Records from a dataset
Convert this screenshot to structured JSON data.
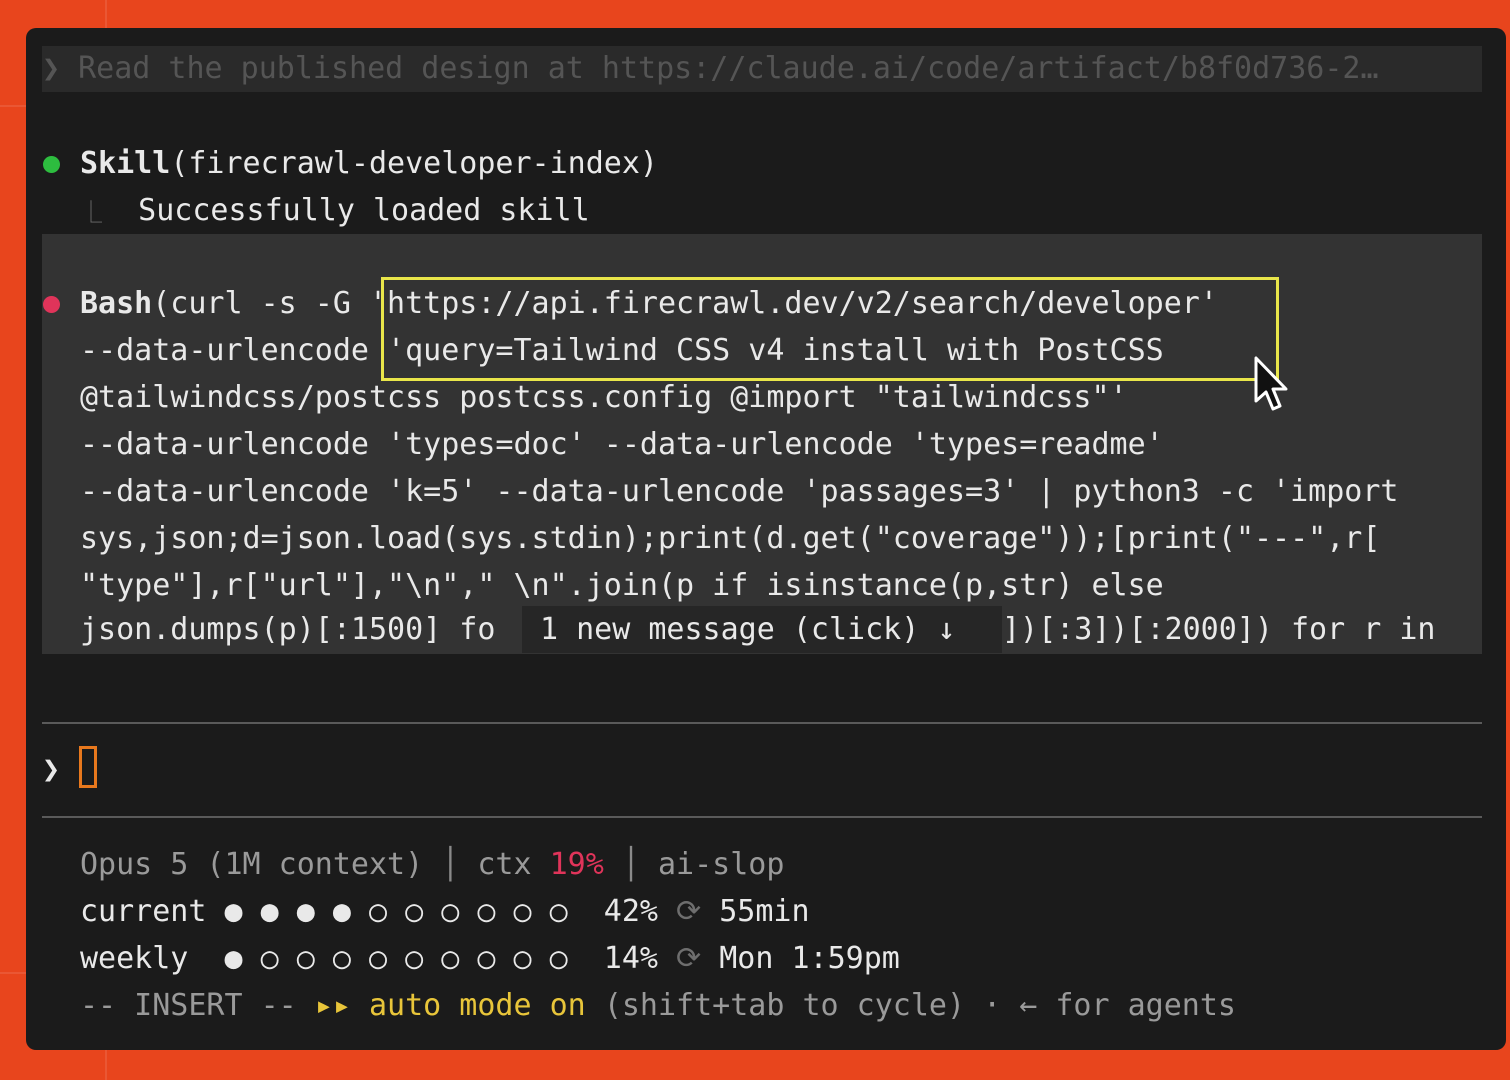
{
  "prompt_echo": "❯ Read the published design at https://claude.ai/code/artifact/b8f0d736-2…",
  "skill": {
    "name": "Skill",
    "args": "(firecrawl-developer-index)",
    "result_prefix": "⎿",
    "result": "Successfully loaded skill",
    "status_color": "#2dbd3f"
  },
  "bash": {
    "name": "Bash",
    "status_color": "#e0345a",
    "lines": [
      "(curl -s -G 'https://api.firecrawl.dev/v2/search/developer'",
      "--data-urlencode 'query=Tailwind CSS v4 install with PostCSS",
      "@tailwindcss/postcss postcss.config @import \"tailwindcss\"'",
      "--data-urlencode 'types=doc' --data-urlencode 'types=readme'",
      "--data-urlencode 'k=5' --data-urlencode 'passages=3' | python3 -c 'import",
      "sys,json;d=json.load(sys.stdin);print(d.get(\"coverage\"));[print(\"---\",r[",
      "\"type\"],r[\"url\"],\"\\n\",\" \\n\".join(p if isinstance(p,str) else",
      "json.dumps(p)[:1500] fo"
    ],
    "line8_tail": "])[:3])[:2000]) for r in",
    "toast": "1 new message (click) ↓"
  },
  "input": {
    "prompt_symbol": "❯",
    "value": ""
  },
  "status": {
    "model": "Opus 5 (1M context)",
    "ctx_label": "ctx",
    "ctx_value": "19%",
    "project": "ai-slop",
    "current_label": "current",
    "current_dots": "● ● ● ● ○ ○ ○ ○ ○ ○",
    "current_pct": "42%",
    "current_reset": "55min",
    "weekly_label": "weekly ",
    "weekly_dots": "● ○ ○ ○ ○ ○ ○ ○ ○ ○",
    "weekly_pct": "14%",
    "weekly_reset": "Mon 1:59pm",
    "reset_icon": "⟳",
    "mode_label": "-- INSERT --",
    "auto_icon": "▸▸",
    "auto_text": "auto mode on",
    "cycle_hint": "(shift+tab to cycle)",
    "agents_hint": "· ← for agents"
  }
}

**Written instruction**
In the entries above, identify each line that includes the string "firecrawl", then copy it.

**Exercise solution**
    "args": "(firecrawl-developer-index)",
      "(curl -s -G 'https://api.firecrawl.dev/v2/search/developer'",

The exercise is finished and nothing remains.